— Begin Extracted entries —

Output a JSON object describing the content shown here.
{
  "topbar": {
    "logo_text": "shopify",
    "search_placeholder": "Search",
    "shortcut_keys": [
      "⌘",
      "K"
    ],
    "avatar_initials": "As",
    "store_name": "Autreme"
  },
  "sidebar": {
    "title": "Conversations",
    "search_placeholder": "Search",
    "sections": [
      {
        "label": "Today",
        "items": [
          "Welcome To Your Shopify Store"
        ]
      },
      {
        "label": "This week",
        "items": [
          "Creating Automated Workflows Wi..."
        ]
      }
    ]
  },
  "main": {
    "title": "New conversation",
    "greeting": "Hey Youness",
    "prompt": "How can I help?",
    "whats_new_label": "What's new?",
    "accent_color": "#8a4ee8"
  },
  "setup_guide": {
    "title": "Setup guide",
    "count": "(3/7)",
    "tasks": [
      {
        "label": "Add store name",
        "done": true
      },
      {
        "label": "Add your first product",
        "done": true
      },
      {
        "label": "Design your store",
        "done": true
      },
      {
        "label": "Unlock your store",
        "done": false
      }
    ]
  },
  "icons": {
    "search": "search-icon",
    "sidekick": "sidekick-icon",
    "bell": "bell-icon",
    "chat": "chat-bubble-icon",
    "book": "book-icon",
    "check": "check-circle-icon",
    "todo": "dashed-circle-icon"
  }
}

— End Extracted entries —

Stated task:
All of the data above should be transcribed exactly.

Result of this task:
Output a JSON object describing the content shown here.
{
  "topbar": {
    "logo_text": "shopify",
    "search_placeholder": "Search",
    "shortcut_keys": [
      "⌘",
      "K"
    ],
    "avatar_initials": "As",
    "store_name": "Autreme"
  },
  "sidebar": {
    "title": "Conversations",
    "search_placeholder": "Search",
    "sections": [
      {
        "label": "Today",
        "items": [
          "Welcome To Your Shopify Store"
        ]
      },
      {
        "label": "This week",
        "items": [
          "Creating Automated Workflows Wi..."
        ]
      }
    ]
  },
  "main": {
    "title": "New conversation",
    "greeting": "Hey Youness",
    "prompt": "How can I help?",
    "whats_new_label": "What's new?",
    "accent_color": "#8a4ee8"
  },
  "setup_guide": {
    "title": "Setup guide",
    "count": "(3/7)",
    "tasks": [
      {
        "label": "Add store name",
        "done": true
      },
      {
        "label": "Add your first product",
        "done": true
      },
      {
        "label": "Design your store",
        "done": true
      },
      {
        "label": "Unlock your store",
        "done": false
      }
    ]
  },
  "icons": {
    "search": "search-icon",
    "sidekick": "sidekick-icon",
    "bell": "bell-icon",
    "chat": "chat-bubble-icon",
    "book": "book-icon",
    "check": "check-circle-icon",
    "todo": "dashed-circle-icon"
  }
}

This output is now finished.